**Records for this task:**
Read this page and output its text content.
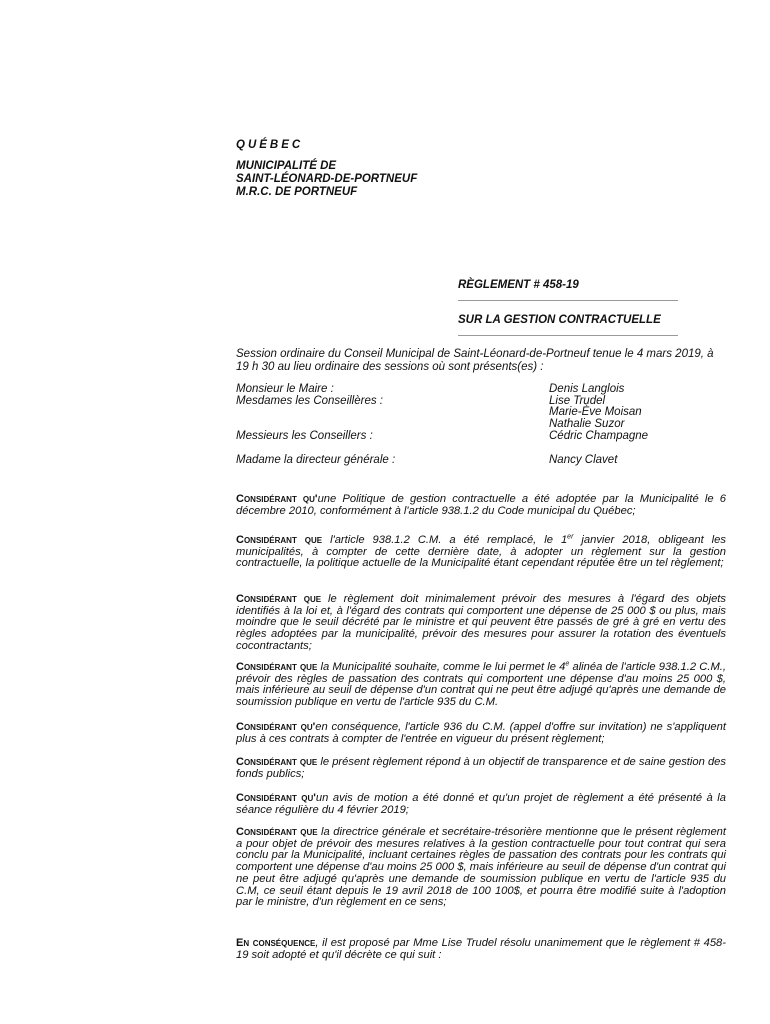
QUÉBEC
MUNICIPALITÉ DE
SAINT-LÉONARD-DE-PORTNEUF
M.R.C. DE PORTNEUF
RÈGLEMENT # 458-19
SUR LA GESTION CONTRACTUELLE
Session ordinaire du Conseil Municipal de Saint-Léonard-de-Portneuf tenue le 4 mars 2019, à 19 h 30 au lieu ordinaire des sessions où sont présents(es) :
Monsieur le Maire :	Denis Langlois
Mesdames les Conseillères :	Lise Trudel
Marie-Ève Moisan
Nathalie Suzor
Messieurs les Conseillers :	Cédric Champagne
Madame la directeur générale :	Nancy Clavet
Considérant qu'une Politique de gestion contractuelle a été adoptée par la Municipalité le 6 décembre 2010, conformément à l'article 938.1.2 du Code municipal du Québec;
Considérant que l'article 938.1.2 C.M. a été remplacé, le 1er janvier 2018, obligeant les municipalités, à compter de cette dernière date, à adopter un règlement sur la gestion contractuelle, la politique actuelle de la Municipalité étant cependant réputée être un tel règlement;
Considérant que le règlement doit minimalement prévoir des mesures à l'égard des objets identifiés à la loi et, à l'égard des contrats qui comportent une dépense de 25 000 $ ou plus, mais moindre que le seuil décrété par le ministre et qui peuvent être passés de gré à gré en vertu des règles adoptées par la municipalité, prévoir des mesures pour assurer la rotation des éventuels cocontractants;
Considérant que la Municipalité souhaite, comme le lui permet le 4e alinéa de l'article 938.1.2 C.M., prévoir des règles de passation des contrats qui comportent une dépense d'au moins 25 000 $, mais inférieure au seuil de dépense d'un contrat qui ne peut être adjugé qu'après une demande de soumission publique en vertu de l'article 935 du C.M.
Considérant qu'en conséquence, l'article 936 du C.M. (appel d'offre sur invitation) ne s'appliquent plus à ces contrats à compter de l'entrée en vigueur du présent règlement;
Considérant que le présent règlement répond à un objectif de transparence et de saine gestion des fonds publics;
Considérant qu'un avis de motion a été donné et qu'un projet de règlement a été présenté à la séance régulière du 4 février 2019;
Considérant que la directrice générale et secrétaire-trésorière mentionne que le présent règlement a pour objet de prévoir des mesures relatives à la gestion contractuelle pour tout contrat qui sera conclu par la Municipalité, incluant certaines règles de passation des contrats pour les contrats qui comportent une dépense d'au moins 25 000 $, mais inférieure au seuil de dépense d'un contrat qui ne peut être adjugé qu'après une demande de soumission publique en vertu de l'article 935 du C.M, ce seuil étant depuis le 19 avril 2018 de 100 100$, et pourra être modifié suite à l'adoption par le ministre, d'un règlement en ce sens;
En conséquence, il est proposé par Mme Lise Trudel résolu unanimement que le règlement # 458-19 soit adopté et qu'il décrète ce qui suit :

**Exercise requirements:**
Copy out each line exactly, without the pictures.

**The solution:**
Read this page and output its text content.
QUÉBEC
MUNICIPALITÉ DE
SAINT-LÉONARD-DE-PORTNEUF
M.R.C. DE PORTNEUF
RÈGLEMENT # 458-19
SUR LA GESTION CONTRACTUELLE
Session ordinaire du Conseil Municipal de Saint-Léonard-de-Portneuf tenue le 4 mars 2019, à 19 h 30 au lieu ordinaire des sessions où sont présents(es) :
Monsieur le Maire :	Denis Langlois
Mesdames les Conseillères :	Lise Trudel
Marie-Ève Moisan
Nathalie Suzor
Messieurs les Conseillers :	Cédric Champagne
Madame la directeur générale :	Nancy Clavet
Considérant qu'une Politique de gestion contractuelle a été adoptée par la Municipalité le 6 décembre 2010, conformément à l'article 938.1.2 du Code municipal du Québec;
Considérant que l'article 938.1.2 C.M. a été remplacé, le 1er janvier 2018, obligeant les municipalités, à compter de cette dernière date, à adopter un règlement sur la gestion contractuelle, la politique actuelle de la Municipalité étant cependant réputée être un tel règlement;
Considérant que le règlement doit minimalement prévoir des mesures à l'égard des objets identifiés à la loi et, à l'égard des contrats qui comportent une dépense de 25 000 $ ou plus, mais moindre que le seuil décrété par le ministre et qui peuvent être passés de gré à gré en vertu des règles adoptées par la municipalité, prévoir des mesures pour assurer la rotation des éventuels cocontractants;
Considérant que la Municipalité souhaite, comme le lui permet le 4e alinéa de l'article 938.1.2 C.M., prévoir des règles de passation des contrats qui comportent une dépense d'au moins 25 000 $, mais inférieure au seuil de dépense d'un contrat qui ne peut être adjugé qu'après une demande de soumission publique en vertu de l'article 935 du C.M.
Considérant qu'en conséquence, l'article 936 du C.M. (appel d'offre sur invitation) ne s'appliquent plus à ces contrats à compter de l'entrée en vigueur du présent règlement;
Considérant que le présent règlement répond à un objectif de transparence et de saine gestion des fonds publics;
Considérant qu'un avis de motion a été donné et qu'un projet de règlement a été présenté à la séance régulière du 4 février 2019;
Considérant que la directrice générale et secrétaire-trésorière mentionne que le présent règlement a pour objet de prévoir des mesures relatives à la gestion contractuelle pour tout contrat qui sera conclu par la Municipalité, incluant certaines règles de passation des contrats pour les contrats qui comportent une dépense d'au moins 25 000 $, mais inférieure au seuil de dépense d'un contrat qui ne peut être adjugé qu'après une demande de soumission publique en vertu de l'article 935 du C.M, ce seuil étant depuis le 19 avril 2018 de 100 100$, et pourra être modifié suite à l'adoption par le ministre, d'un règlement en ce sens;
En conséquence, il est proposé par Mme Lise Trudel résolu unanimement que le règlement # 458-19 soit adopté et qu'il décrète ce qui suit :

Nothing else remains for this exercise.